> EXERCISE GOAL
Copy every line that mentions the word "печени".

(Stored data)

= = = =

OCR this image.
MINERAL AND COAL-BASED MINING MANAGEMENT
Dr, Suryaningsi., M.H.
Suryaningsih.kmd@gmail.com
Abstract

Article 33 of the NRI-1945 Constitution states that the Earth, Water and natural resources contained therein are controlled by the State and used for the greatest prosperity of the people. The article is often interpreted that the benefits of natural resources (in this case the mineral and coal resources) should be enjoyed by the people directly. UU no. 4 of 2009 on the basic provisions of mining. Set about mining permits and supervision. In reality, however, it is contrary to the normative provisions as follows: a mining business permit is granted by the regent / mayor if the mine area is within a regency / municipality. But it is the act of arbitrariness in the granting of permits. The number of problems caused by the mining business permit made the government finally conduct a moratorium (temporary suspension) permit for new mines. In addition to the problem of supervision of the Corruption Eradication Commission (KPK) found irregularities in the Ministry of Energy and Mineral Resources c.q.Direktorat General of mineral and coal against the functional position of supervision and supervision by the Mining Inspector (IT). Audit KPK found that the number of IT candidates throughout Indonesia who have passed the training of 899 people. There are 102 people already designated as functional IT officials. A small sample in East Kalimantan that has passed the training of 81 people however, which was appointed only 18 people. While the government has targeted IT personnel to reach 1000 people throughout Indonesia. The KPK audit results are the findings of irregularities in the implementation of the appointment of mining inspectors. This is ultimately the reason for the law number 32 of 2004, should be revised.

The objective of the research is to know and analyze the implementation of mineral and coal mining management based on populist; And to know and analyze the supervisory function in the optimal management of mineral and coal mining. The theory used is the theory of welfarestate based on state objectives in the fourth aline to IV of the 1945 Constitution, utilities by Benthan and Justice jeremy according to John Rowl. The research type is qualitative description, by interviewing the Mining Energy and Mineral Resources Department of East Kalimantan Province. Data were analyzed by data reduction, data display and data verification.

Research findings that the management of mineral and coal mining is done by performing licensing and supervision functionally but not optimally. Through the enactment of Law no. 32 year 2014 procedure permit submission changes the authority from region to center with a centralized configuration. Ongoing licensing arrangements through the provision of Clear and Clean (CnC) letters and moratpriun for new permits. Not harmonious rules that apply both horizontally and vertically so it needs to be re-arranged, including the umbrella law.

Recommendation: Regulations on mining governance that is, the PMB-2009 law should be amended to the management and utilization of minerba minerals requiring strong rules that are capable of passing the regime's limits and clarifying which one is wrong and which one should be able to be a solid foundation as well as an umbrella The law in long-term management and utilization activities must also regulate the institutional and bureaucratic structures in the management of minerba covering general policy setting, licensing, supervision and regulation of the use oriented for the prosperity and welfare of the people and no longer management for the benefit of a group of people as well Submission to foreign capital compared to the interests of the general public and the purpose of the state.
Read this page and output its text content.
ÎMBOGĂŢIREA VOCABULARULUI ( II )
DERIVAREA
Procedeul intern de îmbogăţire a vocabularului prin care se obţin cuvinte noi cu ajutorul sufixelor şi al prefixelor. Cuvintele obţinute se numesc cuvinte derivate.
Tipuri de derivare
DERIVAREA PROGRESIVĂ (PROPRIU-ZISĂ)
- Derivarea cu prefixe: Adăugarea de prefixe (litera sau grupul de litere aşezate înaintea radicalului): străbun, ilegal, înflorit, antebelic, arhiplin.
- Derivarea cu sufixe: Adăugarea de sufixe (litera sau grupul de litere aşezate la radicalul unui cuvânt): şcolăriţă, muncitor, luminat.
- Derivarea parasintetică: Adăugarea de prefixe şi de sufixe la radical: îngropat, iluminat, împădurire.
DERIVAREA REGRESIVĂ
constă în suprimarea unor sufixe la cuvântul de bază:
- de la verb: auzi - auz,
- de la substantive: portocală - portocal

= = = =

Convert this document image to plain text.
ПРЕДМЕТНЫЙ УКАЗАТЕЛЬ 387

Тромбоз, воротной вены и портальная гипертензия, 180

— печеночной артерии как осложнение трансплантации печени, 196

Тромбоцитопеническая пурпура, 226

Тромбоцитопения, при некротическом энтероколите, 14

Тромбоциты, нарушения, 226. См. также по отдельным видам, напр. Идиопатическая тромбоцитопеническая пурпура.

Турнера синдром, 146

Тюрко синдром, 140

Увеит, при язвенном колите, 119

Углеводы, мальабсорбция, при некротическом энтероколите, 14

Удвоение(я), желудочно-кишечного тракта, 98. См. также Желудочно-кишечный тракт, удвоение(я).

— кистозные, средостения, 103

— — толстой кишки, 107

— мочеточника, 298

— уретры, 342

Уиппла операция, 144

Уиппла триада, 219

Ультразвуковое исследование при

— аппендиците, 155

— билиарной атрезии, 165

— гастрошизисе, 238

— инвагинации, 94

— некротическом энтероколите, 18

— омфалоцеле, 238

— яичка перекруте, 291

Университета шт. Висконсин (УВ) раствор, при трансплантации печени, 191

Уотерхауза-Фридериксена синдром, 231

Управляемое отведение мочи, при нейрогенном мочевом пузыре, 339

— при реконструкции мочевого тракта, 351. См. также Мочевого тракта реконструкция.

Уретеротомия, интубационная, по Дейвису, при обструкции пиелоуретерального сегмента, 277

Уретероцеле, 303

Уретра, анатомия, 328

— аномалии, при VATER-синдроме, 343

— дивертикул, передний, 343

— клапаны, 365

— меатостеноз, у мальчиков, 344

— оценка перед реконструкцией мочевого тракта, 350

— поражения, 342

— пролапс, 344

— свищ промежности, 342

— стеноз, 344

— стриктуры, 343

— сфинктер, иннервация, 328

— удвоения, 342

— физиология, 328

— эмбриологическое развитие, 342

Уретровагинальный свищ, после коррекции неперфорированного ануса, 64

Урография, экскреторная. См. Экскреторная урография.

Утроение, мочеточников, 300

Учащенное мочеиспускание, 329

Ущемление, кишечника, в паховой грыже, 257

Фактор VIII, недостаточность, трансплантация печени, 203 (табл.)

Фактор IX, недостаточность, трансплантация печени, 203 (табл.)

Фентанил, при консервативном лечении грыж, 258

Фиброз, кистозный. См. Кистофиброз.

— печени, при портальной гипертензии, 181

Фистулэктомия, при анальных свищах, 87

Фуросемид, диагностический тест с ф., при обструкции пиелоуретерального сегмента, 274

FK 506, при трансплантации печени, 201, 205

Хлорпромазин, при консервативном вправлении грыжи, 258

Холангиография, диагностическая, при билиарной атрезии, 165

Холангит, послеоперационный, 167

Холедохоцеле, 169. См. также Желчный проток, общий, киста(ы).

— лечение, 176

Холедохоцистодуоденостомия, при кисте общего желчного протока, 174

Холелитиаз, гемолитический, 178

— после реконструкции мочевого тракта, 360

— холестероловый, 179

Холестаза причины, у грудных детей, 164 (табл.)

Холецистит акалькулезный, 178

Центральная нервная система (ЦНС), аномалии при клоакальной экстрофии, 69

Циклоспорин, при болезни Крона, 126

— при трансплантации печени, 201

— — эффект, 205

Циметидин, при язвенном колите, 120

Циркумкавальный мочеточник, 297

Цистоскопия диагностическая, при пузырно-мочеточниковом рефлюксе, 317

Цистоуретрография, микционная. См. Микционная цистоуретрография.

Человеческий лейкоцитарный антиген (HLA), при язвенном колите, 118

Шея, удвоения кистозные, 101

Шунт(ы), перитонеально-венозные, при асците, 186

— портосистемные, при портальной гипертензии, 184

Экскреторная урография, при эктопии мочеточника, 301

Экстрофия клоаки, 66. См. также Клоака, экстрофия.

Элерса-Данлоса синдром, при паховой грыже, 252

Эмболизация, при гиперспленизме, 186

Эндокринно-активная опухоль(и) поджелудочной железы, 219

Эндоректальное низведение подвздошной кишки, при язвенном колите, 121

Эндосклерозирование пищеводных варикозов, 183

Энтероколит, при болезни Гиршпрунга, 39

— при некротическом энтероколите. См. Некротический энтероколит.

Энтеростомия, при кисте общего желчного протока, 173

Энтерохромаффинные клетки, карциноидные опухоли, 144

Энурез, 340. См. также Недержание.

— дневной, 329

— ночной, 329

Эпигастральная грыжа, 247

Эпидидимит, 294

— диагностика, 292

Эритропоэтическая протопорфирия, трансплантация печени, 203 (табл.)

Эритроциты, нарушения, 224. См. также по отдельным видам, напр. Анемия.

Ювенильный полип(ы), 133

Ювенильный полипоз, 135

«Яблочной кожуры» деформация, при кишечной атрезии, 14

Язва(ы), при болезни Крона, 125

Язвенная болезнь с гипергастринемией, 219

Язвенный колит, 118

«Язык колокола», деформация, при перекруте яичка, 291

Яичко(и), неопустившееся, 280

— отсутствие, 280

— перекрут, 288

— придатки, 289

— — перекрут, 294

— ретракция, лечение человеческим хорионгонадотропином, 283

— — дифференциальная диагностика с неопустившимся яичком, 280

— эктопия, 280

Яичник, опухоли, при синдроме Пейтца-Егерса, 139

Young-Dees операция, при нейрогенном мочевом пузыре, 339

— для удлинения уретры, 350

= = = =

> TASK ANSWER
— печеночной артерии как осложнение трансплантации печени, 196
Университета шт. Висконсин (УВ) раствор, при трансплантации печени, 191
Фактор VIII, недостаточность, трансплантация печени, 203 (табл.)
Фактор IX, недостаточность, трансплантация печени, 203 (табл.)
— печени, при портальной гипертензии, 181
FK 506, при трансплантации печени, 201, 205
— при трансплантации печени, 201
Эритропоэтическая протопорфирия, трансплантация печени, 203 (табл.)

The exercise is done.